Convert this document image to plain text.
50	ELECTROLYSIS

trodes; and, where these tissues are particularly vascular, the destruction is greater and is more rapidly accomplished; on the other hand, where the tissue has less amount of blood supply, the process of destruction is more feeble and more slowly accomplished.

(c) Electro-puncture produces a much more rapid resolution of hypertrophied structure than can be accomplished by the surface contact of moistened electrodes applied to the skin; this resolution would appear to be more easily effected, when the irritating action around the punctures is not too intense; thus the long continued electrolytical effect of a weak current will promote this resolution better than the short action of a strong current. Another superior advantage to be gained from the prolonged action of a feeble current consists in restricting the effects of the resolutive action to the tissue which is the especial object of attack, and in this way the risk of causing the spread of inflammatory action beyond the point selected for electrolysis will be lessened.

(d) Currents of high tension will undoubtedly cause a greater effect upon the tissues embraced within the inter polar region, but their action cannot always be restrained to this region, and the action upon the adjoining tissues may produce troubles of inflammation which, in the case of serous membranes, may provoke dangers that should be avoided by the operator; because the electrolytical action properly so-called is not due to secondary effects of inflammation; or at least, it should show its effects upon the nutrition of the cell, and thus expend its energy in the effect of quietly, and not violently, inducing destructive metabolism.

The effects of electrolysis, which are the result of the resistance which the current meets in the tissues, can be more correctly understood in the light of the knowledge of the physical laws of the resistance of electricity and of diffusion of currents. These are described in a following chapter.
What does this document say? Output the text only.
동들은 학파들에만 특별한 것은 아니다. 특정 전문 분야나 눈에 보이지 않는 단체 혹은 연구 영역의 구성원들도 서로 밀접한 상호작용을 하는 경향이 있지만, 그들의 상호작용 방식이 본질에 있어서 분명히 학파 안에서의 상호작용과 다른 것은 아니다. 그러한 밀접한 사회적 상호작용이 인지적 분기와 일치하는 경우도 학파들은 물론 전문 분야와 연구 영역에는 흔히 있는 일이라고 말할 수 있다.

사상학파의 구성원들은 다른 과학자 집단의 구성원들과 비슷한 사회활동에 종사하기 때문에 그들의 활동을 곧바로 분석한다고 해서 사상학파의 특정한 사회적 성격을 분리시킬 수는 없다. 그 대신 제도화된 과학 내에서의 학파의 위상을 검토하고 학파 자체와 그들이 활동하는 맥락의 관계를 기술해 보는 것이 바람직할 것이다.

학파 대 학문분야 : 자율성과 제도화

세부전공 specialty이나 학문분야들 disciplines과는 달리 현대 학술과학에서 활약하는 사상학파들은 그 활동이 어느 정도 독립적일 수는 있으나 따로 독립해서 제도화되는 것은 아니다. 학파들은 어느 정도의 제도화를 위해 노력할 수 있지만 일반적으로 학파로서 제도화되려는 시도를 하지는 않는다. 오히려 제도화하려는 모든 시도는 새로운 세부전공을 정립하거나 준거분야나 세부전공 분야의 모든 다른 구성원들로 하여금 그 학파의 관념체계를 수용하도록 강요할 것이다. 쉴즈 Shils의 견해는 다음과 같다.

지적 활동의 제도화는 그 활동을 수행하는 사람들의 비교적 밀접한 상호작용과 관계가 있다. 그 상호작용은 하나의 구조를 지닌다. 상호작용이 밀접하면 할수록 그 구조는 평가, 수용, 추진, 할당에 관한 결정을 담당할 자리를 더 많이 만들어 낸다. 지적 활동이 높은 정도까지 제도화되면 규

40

▸ Goal of the exercise
Return a copy of every line that includes the word "상호작용이".

▸ Response to the exercise
동들은 학파들에만 특별한 것은 아니다. 특정 전문 분야나 눈에 보이지 않는 단체 혹은 연구 영역의 구성원들도 서로 밀접한 상호작용을 하는 경향이 있지만, 그들의 상호작용 방식이 본질에 있어서 분명히 학파 안에서의 상호작용과 다른 것은 아니다. 그러한 밀접한 사회적 상호작용이 인지적 분기와 일치하는 경우도 학파들은 물론 전문 분야와 연구 영역에는 흔히 있는 일이라고 말할 수 있다.
지적 활동의 제도화는 그 활동을 수행하는 사람들의 비교적 밀접한 상호작용과 관계가 있다. 그 상호작용은 하나의 구조를 지닌다. 상호작용이 밀접하면 할수록 그 구조는 평가, 수용, 추진, 할당에 관한 결정을 담당할 자리를 더 많이 만들어 낸다. 지적 활동이 높은 정도까지 제도화되면 규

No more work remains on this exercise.